# [TASK DESCRIPTION]
All records are to be retyped faithfully and completely.

# [RECORDS SHOWN]

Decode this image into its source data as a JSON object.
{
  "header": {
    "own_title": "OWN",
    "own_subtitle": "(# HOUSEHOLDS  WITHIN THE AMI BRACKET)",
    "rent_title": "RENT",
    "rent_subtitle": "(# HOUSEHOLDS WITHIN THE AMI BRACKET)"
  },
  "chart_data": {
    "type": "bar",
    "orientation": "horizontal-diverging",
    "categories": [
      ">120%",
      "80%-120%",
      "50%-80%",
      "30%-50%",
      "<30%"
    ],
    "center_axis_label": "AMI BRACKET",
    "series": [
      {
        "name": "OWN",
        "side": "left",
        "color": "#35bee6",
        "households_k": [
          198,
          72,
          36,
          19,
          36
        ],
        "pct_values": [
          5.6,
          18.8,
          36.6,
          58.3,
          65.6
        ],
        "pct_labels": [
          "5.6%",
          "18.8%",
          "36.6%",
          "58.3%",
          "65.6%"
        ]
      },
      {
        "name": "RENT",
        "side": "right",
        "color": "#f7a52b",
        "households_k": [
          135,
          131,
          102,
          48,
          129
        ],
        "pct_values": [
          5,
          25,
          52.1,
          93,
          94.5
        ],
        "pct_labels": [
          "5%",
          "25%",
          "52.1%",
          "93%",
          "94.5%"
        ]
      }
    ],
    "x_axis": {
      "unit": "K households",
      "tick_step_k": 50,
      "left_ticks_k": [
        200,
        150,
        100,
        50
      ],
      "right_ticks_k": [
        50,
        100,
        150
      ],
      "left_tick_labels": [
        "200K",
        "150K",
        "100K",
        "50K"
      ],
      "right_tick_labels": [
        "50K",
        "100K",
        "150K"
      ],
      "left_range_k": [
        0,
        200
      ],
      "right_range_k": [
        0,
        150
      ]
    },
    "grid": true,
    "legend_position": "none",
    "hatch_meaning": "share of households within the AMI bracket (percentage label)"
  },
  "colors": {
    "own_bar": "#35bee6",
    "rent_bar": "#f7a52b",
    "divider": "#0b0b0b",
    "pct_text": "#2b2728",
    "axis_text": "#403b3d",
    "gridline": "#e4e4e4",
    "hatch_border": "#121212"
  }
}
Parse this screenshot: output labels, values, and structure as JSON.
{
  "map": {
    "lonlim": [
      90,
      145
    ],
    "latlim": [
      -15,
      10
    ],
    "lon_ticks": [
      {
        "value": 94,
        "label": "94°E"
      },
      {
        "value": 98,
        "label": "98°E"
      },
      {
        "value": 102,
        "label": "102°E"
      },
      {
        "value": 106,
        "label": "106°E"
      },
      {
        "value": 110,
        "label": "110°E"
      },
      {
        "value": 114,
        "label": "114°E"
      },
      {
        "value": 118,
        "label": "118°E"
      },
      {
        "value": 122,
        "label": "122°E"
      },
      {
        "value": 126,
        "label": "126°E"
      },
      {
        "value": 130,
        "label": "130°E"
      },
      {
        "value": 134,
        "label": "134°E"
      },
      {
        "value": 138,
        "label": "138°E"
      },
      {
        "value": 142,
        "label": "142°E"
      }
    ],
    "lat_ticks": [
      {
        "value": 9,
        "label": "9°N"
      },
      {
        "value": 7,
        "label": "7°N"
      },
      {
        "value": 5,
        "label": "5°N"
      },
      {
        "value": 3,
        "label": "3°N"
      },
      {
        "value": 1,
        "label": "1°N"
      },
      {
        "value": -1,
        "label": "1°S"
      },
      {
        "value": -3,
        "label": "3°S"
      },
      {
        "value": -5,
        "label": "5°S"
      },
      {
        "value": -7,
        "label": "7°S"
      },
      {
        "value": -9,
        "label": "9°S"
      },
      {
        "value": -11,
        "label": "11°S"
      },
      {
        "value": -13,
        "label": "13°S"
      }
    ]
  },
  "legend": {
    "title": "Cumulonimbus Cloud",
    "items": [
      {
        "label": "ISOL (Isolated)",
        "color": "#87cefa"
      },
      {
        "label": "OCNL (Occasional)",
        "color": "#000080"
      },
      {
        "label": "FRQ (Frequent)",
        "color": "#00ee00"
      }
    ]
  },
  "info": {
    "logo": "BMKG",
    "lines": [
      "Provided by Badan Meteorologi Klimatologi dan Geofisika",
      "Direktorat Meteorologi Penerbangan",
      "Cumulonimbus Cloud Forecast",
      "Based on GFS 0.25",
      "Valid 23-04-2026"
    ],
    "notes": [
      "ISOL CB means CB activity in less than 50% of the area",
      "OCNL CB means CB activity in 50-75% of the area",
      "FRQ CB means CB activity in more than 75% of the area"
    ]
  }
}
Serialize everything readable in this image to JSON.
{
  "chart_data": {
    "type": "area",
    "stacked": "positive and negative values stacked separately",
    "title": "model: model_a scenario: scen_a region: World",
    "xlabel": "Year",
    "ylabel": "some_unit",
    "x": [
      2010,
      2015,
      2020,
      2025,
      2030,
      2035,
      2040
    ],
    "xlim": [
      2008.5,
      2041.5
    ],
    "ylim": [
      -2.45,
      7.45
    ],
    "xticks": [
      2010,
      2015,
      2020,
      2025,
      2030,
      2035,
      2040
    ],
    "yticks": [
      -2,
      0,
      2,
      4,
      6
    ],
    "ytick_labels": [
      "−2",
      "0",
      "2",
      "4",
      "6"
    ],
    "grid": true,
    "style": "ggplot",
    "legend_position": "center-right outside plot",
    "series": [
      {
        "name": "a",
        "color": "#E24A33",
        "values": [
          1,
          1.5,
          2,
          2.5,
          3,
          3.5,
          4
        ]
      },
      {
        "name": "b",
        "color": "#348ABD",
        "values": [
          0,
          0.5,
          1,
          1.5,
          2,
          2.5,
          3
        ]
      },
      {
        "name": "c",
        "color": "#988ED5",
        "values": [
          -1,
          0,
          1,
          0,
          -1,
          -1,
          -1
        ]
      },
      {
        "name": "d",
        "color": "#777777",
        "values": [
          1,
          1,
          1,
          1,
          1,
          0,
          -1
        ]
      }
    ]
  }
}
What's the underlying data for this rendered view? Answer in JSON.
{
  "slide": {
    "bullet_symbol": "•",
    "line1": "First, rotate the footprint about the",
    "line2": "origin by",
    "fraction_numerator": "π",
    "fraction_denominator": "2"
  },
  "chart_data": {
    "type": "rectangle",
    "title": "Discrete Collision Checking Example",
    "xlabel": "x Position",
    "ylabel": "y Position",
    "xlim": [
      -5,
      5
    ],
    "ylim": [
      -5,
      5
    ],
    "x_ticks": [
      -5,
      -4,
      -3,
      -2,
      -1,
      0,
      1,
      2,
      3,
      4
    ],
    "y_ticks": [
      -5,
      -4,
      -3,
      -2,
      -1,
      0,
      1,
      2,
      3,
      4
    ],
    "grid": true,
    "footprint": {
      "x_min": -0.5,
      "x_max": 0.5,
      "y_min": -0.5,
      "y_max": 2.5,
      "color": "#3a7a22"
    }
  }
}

# [FULL ANSWER]
Decode this image into its source data as a JSON object.
{
  "header": {
    "own_title": "OWN",
    "own_subtitle": "(# HOUSEHOLDS  WITHIN THE AMI BRACKET)",
    "rent_title": "RENT",
    "rent_subtitle": "(# HOUSEHOLDS WITHIN THE AMI BRACKET)"
  },
  "chart_data": {
    "type": "bar",
    "orientation": "horizontal-diverging",
    "categories": [
      ">120%",
      "80%-120%",
      "50%-80%",
      "30%-50%",
      "<30%"
    ],
    "center_axis_label": "AMI BRACKET",
    "series": [
      {
        "name": "OWN",
        "side": "left",
        "color": "#35bee6",
        "households_k": [
          198,
          72,
          36,
          19,
          36
        ],
        "pct_values": [
          5.6,
          18.8,
          36.6,
          58.3,
          65.6
        ],
        "pct_labels": [
          "5.6%",
          "18.8%",
          "36.6%",
          "58.3%",
          "65.6%"
        ]
      },
      {
        "name": "RENT",
        "side": "right",
        "color": "#f7a52b",
        "households_k": [
          135,
          131,
          102,
          48,
          129
        ],
        "pct_values": [
          5,
          25,
          52.1,
          93,
          94.5
        ],
        "pct_labels": [
          "5%",
          "25%",
          "52.1%",
          "93%",
          "94.5%"
        ]
      }
    ],
    "x_axis": {
      "unit": "K households",
      "tick_step_k": 50,
      "left_ticks_k": [
        200,
        150,
        100,
        50
      ],
      "right_ticks_k": [
        50,
        100,
        150
      ],
      "left_tick_labels": [
        "200K",
        "150K",
        "100K",
        "50K"
      ],
      "right_tick_labels": [
        "50K",
        "100K",
        "150K"
      ],
      "left_range_k": [
        0,
        200
      ],
      "right_range_k": [
        0,
        150
      ]
    },
    "grid": true,
    "legend_position": "none",
    "hatch_meaning": "share of households within the AMI bracket (percentage label)"
  },
  "colors": {
    "own_bar": "#35bee6",
    "rent_bar": "#f7a52b",
    "divider": "#0b0b0b",
    "pct_text": "#2b2728",
    "axis_text": "#403b3d",
    "gridline": "#e4e4e4",
    "hatch_border": "#121212"
  }
}
Parse this screenshot: output labels, values, and structure as JSON.
{
  "map": {
    "lonlim": [
      90,
      145
    ],
    "latlim": [
      -15,
      10
    ],
    "lon_ticks": [
      {
        "value": 94,
        "label": "94°E"
      },
      {
        "value": 98,
        "label": "98°E"
      },
      {
        "value": 102,
        "label": "102°E"
      },
      {
        "value": 106,
        "label": "106°E"
      },
      {
        "value": 110,
        "label": "110°E"
      },
      {
        "value": 114,
        "label": "114°E"
      },
      {
        "value": 118,
        "label": "118°E"
      },
      {
        "value": 122,
        "label": "122°E"
      },
      {
        "value": 126,
        "label": "126°E"
      },
      {
        "value": 130,
        "label": "130°E"
      },
      {
        "value": 134,
        "label": "134°E"
      },
      {
        "value": 138,
        "label": "138°E"
      },
      {
        "value": 142,
        "label": "142°E"
      }
    ],
    "lat_ticks": [
      {
        "value": 9,
        "label": "9°N"
      },
      {
        "value": 7,
        "label": "7°N"
      },
      {
        "value": 5,
        "label": "5°N"
      },
      {
        "value": 3,
        "label": "3°N"
      },
      {
        "value": 1,
        "label": "1°N"
      },
      {
        "value": -1,
        "label": "1°S"
      },
      {
        "value": -3,
        "label": "3°S"
      },
      {
        "value": -5,
        "label": "5°S"
      },
      {
        "value": -7,
        "label": "7°S"
      },
      {
        "value": -9,
        "label": "9°S"
      },
      {
        "value": -11,
        "label": "11°S"
      },
      {
        "value": -13,
        "label": "13°S"
      }
    ]
  },
  "legend": {
    "title": "Cumulonimbus Cloud",
    "items": [
      {
        "label": "ISOL (Isolated)",
        "color": "#87cefa"
      },
      {
        "label": "OCNL (Occasional)",
        "color": "#000080"
      },
      {
        "label": "FRQ (Frequent)",
        "color": "#00ee00"
      }
    ]
  },
  "info": {
    "logo": "BMKG",
    "lines": [
      "Provided by Badan Meteorologi Klimatologi dan Geofisika",
      "Direktorat Meteorologi Penerbangan",
      "Cumulonimbus Cloud Forecast",
      "Based on GFS 0.25",
      "Valid 23-04-2026"
    ],
    "notes": [
      "ISOL CB means CB activity in less than 50% of the area",
      "OCNL CB means CB activity in 50-75% of the area",
      "FRQ CB means CB activity in more than 75% of the area"
    ]
  }
}
Serialize everything readable in this image to JSON.
{
  "chart_data": {
    "type": "area",
    "stacked": "positive and negative values stacked separately",
    "title": "model: model_a scenario: scen_a region: World",
    "xlabel": "Year",
    "ylabel": "some_unit",
    "x": [
      2010,
      2015,
      2020,
      2025,
      2030,
      2035,
      2040
    ],
    "xlim": [
      2008.5,
      2041.5
    ],
    "ylim": [
      -2.45,
      7.45
    ],
    "xticks": [
      2010,
      2015,
      2020,
      2025,
      2030,
      2035,
      2040
    ],
    "yticks": [
      -2,
      0,
      2,
      4,
      6
    ],
    "ytick_labels": [
      "−2",
      "0",
      "2",
      "4",
      "6"
    ],
    "grid": true,
    "style": "ggplot",
    "legend_position": "center-right outside plot",
    "series": [
      {
        "name": "a",
        "color": "#E24A33",
        "values": [
          1,
          1.5,
          2,
          2.5,
          3,
          3.5,
          4
        ]
      },
      {
        "name": "b",
        "color": "#348ABD",
        "values": [
          0,
          0.5,
          1,
          1.5,
          2,
          2.5,
          3
        ]
      },
      {
        "name": "c",
        "color": "#988ED5",
        "values": [
          -1,
          0,
          1,
          0,
          -1,
          -1,
          -1
        ]
      },
      {
        "name": "d",
        "color": "#777777",
        "values": [
          1,
          1,
          1,
          1,
          1,
          0,
          -1
        ]
      }
    ]
  }
}
What's the underlying data for this rendered view? Answer in JSON.
{
  "slide": {
    "bullet_symbol": "•",
    "line1": "First, rotate the footprint about the",
    "line2": "origin by",
    "fraction_numerator": "π",
    "fraction_denominator": "2"
  },
  "chart_data": {
    "type": "rectangle",
    "title": "Discrete Collision Checking Example",
    "xlabel": "x Position",
    "ylabel": "y Position",
    "xlim": [
      -5,
      5
    ],
    "ylim": [
      -5,
      5
    ],
    "x_ticks": [
      -5,
      -4,
      -3,
      -2,
      -1,
      0,
      1,
      2,
      3,
      4
    ],
    "y_ticks": [
      -5,
      -4,
      -3,
      -2,
      -1,
      0,
      1,
      2,
      3,
      4
    ],
    "grid": true,
    "footprint": {
      "x_min": -0.5,
      "x_max": 0.5,
      "y_min": -0.5,
      "y_max": 2.5,
      "color": "#3a7a22"
    }
  }
}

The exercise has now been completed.